Sundance 2018: Working-class parents send their child off to pro sports and must contemplate what comes next for the family

Director Gustavo Pizzi wastes no time opening up the intimate and economical “Loveling” to its audience. The film is not alienating; it does not obfuscate its intentions. Pizzi knew what he wanted to make, and what he has made is a touching yarn about the pangs of familial maturation.

Set on the outskirts of Rio de Janeiro, Irene (Karine Teles, “The Second Mother”) is essentially a domestic superhero. On top of raising four boys, she’s letting her recently divorced sister (Adriana Esteves) crash while her husband Klaus (Otávio Müller) struggles with some financial woes. Oh, and she’s in the process of finally receiving her high school diploma. Adulthood was never supposed to be easy, but Irene is uncertain whether it was supposed to be this hard.

Discontent within the household is visible within every frame. Dinners and chores tend to descend into intolerable passive aggression before erupting into all-out verbal wars. Pizzi deftly captures the volatility of this situation.

Then, suddenly, their lives change when Fernando (Konstantinos Sarris), the eldest son, announces that he’s been recruited by a professional handball team in Germany. He’s set to leave in three weeks. Irene is in shock. “Three weeks,” she yells. “I thought it would be next year.” Big moves have a tendency to happen both unexpectedly and swiftly. For Irene, it’s too unexpected. Shocked by Fernando’s decision, Irene and the rest of the family are forced to come to terms with what’s ahead.

This series of events allows “Loveling” to ask (and sometimes answer) complex questions with a poetic simplicity. How do a mother and son grapple with the separation after years of familial hibernation? How does a child avoid disappointing his parents?

Fernando’s primary problem is one of success. This opportunity to play professional handball is the American equivalent of receiving a scholarship to play basketball at a D-1 school. Nothing is black and white. Yes, there’s joy in this remarkable moment–a chance for a kid to actualize his dreams. “Loveling” asks, “But at what cost?”

Irene and Klaus are grappling with his (and their) uncertain future, and it’s here Pizzi has tapped into an issue that transcends borders. Fernando’s conundrum is one of class: His achievement means leaving home and family. It means sacrifice and compromise and heartache. It’s not that his parents don’t want him to flourish; they’re just concerned about what may happen in their own lives without him.

┄┄┄┄┄┄

▶ STATED GOAL: Repeat the passage of the film review above that falls between "Fernando’s primary problem" and "lives without him.", inclusive.

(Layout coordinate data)
┄┄┄┄┄┄

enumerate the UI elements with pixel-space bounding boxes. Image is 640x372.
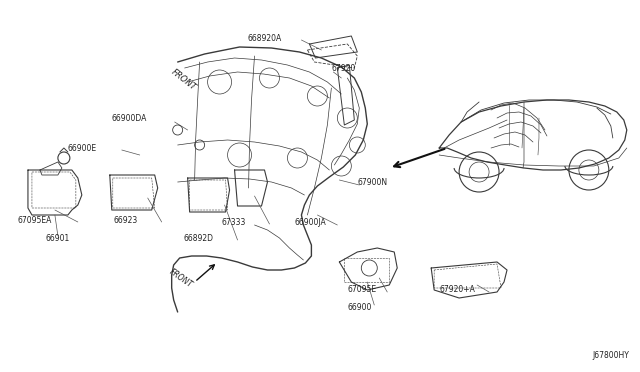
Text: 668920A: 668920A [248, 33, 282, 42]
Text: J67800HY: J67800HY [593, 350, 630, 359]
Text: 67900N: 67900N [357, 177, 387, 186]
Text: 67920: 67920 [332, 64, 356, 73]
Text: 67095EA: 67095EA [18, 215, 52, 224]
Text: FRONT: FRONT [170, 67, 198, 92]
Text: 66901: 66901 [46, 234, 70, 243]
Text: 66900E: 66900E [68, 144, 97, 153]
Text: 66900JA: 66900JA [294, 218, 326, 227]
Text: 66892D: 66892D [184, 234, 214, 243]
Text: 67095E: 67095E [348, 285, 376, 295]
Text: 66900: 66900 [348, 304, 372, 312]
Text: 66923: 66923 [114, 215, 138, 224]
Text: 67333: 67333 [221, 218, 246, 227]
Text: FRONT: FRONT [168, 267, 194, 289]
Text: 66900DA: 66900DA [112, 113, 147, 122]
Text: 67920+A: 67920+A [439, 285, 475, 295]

┄┄┄┄┄┄

▶ REPLY TO THE TASK:
Fernando’s primary problem is one of success. This opportunity to play professional handball is the American equivalent of receiving a scholarship to play basketball at a D-1 school. Nothing is black and white. Yes, there’s joy in this remarkable moment–a chance for a kid to actualize his dreams. “Loveling” asks, “But at what cost?”

Irene and Klaus are grappling with his (and their) uncertain future, and it’s here Pizzi has tapped into an issue that transcends borders. Fernando’s conundrum is one of class: His achievement means leaving home and family. It means sacrifice and compromise and heartache. It’s not that his parents don’t want him to flourish; they’re just concerned about what may happen in their own lives without him.